Directions — Every line of the material that follows must be printed again exactly.

- - -

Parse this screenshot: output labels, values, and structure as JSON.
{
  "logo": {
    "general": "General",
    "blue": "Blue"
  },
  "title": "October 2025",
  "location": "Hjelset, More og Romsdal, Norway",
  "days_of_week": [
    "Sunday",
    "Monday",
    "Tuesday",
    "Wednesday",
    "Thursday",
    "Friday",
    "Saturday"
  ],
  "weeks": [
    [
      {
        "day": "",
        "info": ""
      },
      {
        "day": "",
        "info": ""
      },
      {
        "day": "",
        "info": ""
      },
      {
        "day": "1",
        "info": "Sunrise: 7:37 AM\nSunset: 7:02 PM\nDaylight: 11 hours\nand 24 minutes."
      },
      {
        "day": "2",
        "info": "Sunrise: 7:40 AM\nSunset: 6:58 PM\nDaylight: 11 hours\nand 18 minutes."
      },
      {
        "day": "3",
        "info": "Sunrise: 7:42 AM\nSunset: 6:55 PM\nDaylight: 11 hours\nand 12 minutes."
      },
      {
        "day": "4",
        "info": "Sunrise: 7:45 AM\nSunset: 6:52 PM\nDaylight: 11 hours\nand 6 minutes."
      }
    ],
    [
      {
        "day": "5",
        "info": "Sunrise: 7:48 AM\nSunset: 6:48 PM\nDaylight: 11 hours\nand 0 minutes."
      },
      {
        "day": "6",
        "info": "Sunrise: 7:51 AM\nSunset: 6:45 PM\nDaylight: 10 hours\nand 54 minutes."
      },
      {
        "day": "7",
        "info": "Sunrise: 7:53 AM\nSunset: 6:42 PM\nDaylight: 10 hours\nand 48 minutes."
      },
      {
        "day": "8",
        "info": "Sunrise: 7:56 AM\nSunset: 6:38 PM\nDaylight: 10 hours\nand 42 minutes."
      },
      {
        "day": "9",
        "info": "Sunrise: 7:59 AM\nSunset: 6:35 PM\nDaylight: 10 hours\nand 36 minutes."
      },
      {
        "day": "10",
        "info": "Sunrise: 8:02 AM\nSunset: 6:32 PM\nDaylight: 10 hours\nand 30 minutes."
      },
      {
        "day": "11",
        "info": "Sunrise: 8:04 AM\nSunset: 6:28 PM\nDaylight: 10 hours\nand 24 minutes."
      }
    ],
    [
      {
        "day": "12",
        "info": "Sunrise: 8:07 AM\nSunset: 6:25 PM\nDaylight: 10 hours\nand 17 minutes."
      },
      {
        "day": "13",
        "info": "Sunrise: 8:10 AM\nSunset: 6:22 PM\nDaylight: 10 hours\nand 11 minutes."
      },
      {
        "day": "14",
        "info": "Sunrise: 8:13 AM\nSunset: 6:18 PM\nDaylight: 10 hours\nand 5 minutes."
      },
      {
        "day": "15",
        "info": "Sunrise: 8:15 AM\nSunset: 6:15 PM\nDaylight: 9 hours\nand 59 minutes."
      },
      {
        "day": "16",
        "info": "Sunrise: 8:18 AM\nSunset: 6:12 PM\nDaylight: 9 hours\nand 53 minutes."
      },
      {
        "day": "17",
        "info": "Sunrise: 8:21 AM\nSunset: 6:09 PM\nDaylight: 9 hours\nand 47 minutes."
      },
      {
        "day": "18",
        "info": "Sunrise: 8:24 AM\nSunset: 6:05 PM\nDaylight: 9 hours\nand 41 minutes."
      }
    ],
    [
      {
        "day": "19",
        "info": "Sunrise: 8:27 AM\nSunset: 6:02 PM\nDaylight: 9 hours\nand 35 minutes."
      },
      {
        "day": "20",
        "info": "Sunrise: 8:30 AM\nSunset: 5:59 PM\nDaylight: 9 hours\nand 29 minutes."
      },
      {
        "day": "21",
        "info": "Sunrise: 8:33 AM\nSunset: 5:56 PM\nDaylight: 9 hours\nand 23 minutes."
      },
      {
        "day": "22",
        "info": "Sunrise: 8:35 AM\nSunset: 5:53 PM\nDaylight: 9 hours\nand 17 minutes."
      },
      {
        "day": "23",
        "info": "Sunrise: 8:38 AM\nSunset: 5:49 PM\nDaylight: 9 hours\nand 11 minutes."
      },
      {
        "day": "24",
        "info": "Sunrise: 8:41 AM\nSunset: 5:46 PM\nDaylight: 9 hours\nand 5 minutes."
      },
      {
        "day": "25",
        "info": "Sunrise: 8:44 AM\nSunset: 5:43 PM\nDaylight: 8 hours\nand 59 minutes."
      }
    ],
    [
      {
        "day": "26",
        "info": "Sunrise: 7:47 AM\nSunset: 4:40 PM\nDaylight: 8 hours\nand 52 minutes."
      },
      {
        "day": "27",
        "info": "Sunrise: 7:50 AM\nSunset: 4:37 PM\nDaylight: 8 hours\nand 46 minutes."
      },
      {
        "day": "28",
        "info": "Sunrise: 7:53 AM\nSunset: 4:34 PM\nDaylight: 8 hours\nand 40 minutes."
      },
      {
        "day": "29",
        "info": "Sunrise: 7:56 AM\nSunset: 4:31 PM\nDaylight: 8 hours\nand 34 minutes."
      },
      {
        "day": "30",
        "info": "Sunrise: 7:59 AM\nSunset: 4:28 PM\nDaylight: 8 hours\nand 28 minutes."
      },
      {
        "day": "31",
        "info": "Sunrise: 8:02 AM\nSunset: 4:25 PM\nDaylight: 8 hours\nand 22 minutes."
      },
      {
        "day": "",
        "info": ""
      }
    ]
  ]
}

- - -

Exercise output —
Parse this screenshot: output labels, values, and structure as JSON.
{
  "logo": {
    "general": "General",
    "blue": "Blue"
  },
  "title": "October 2025",
  "location": "Hjelset, More og Romsdal, Norway",
  "days_of_week": [
    "Sunday",
    "Monday",
    "Tuesday",
    "Wednesday",
    "Thursday",
    "Friday",
    "Saturday"
  ],
  "weeks": [
    [
      {
        "day": "",
        "info": ""
      },
      {
        "day": "",
        "info": ""
      },
      {
        "day": "",
        "info": ""
      },
      {
        "day": "1",
        "info": "Sunrise: 7:37 AM\nSunset: 7:02 PM\nDaylight: 11 hours\nand 24 minutes."
      },
      {
        "day": "2",
        "info": "Sunrise: 7:40 AM\nSunset: 6:58 PM\nDaylight: 11 hours\nand 18 minutes."
      },
      {
        "day": "3",
        "info": "Sunrise: 7:42 AM\nSunset: 6:55 PM\nDaylight: 11 hours\nand 12 minutes."
      },
      {
        "day": "4",
        "info": "Sunrise: 7:45 AM\nSunset: 6:52 PM\nDaylight: 11 hours\nand 6 minutes."
      }
    ],
    [
      {
        "day": "5",
        "info": "Sunrise: 7:48 AM\nSunset: 6:48 PM\nDaylight: 11 hours\nand 0 minutes."
      },
      {
        "day": "6",
        "info": "Sunrise: 7:51 AM\nSunset: 6:45 PM\nDaylight: 10 hours\nand 54 minutes."
      },
      {
        "day": "7",
        "info": "Sunrise: 7:53 AM\nSunset: 6:42 PM\nDaylight: 10 hours\nand 48 minutes."
      },
      {
        "day": "8",
        "info": "Sunrise: 7:56 AM\nSunset: 6:38 PM\nDaylight: 10 hours\nand 42 minutes."
      },
      {
        "day": "9",
        "info": "Sunrise: 7:59 AM\nSunset: 6:35 PM\nDaylight: 10 hours\nand 36 minutes."
      },
      {
        "day": "10",
        "info": "Sunrise: 8:02 AM\nSunset: 6:32 PM\nDaylight: 10 hours\nand 30 minutes."
      },
      {
        "day": "11",
        "info": "Sunrise: 8:04 AM\nSunset: 6:28 PM\nDaylight: 10 hours\nand 24 minutes."
      }
    ],
    [
      {
        "day": "12",
        "info": "Sunrise: 8:07 AM\nSunset: 6:25 PM\nDaylight: 10 hours\nand 17 minutes."
      },
      {
        "day": "13",
        "info": "Sunrise: 8:10 AM\nSunset: 6:22 PM\nDaylight: 10 hours\nand 11 minutes."
      },
      {
        "day": "14",
        "info": "Sunrise: 8:13 AM\nSunset: 6:18 PM\nDaylight: 10 hours\nand 5 minutes."
      },
      {
        "day": "15",
        "info": "Sunrise: 8:15 AM\nSunset: 6:15 PM\nDaylight: 9 hours\nand 59 minutes."
      },
      {
        "day": "16",
        "info": "Sunrise: 8:18 AM\nSunset: 6:12 PM\nDaylight: 9 hours\nand 53 minutes."
      },
      {
        "day": "17",
        "info": "Sunrise: 8:21 AM\nSunset: 6:09 PM\nDaylight: 9 hours\nand 47 minutes."
      },
      {
        "day": "18",
        "info": "Sunrise: 8:24 AM\nSunset: 6:05 PM\nDaylight: 9 hours\nand 41 minutes."
      }
    ],
    [
      {
        "day": "19",
        "info": "Sunrise: 8:27 AM\nSunset: 6:02 PM\nDaylight: 9 hours\nand 35 minutes."
      },
      {
        "day": "20",
        "info": "Sunrise: 8:30 AM\nSunset: 5:59 PM\nDaylight: 9 hours\nand 29 minutes."
      },
      {
        "day": "21",
        "info": "Sunrise: 8:33 AM\nSunset: 5:56 PM\nDaylight: 9 hours\nand 23 minutes."
      },
      {
        "day": "22",
        "info": "Sunrise: 8:35 AM\nSunset: 5:53 PM\nDaylight: 9 hours\nand 17 minutes."
      },
      {
        "day": "23",
        "info": "Sunrise: 8:38 AM\nSunset: 5:49 PM\nDaylight: 9 hours\nand 11 minutes."
      },
      {
        "day": "24",
        "info": "Sunrise: 8:41 AM\nSunset: 5:46 PM\nDaylight: 9 hours\nand 5 minutes."
      },
      {
        "day": "25",
        "info": "Sunrise: 8:44 AM\nSunset: 5:43 PM\nDaylight: 8 hours\nand 59 minutes."
      }
    ],
    [
      {
        "day": "26",
        "info": "Sunrise: 7:47 AM\nSunset: 4:40 PM\nDaylight: 8 hours\nand 52 minutes."
      },
      {
        "day": "27",
        "info": "Sunrise: 7:50 AM\nSunset: 4:37 PM\nDaylight: 8 hours\nand 46 minutes."
      },
      {
        "day": "28",
        "info": "Sunrise: 7:53 AM\nSunset: 4:34 PM\nDaylight: 8 hours\nand 40 minutes."
      },
      {
        "day": "29",
        "info": "Sunrise: 7:56 AM\nSunset: 4:31 PM\nDaylight: 8 hours\nand 34 minutes."
      },
      {
        "day": "30",
        "info": "Sunrise: 7:59 AM\nSunset: 4:28 PM\nDaylight: 8 hours\nand 28 minutes."
      },
      {
        "day": "31",
        "info": "Sunrise: 8:02 AM\nSunset: 4:25 PM\nDaylight: 8 hours\nand 22 minutes."
      },
      {
        "day": "",
        "info": ""
      }
    ]
  ]
}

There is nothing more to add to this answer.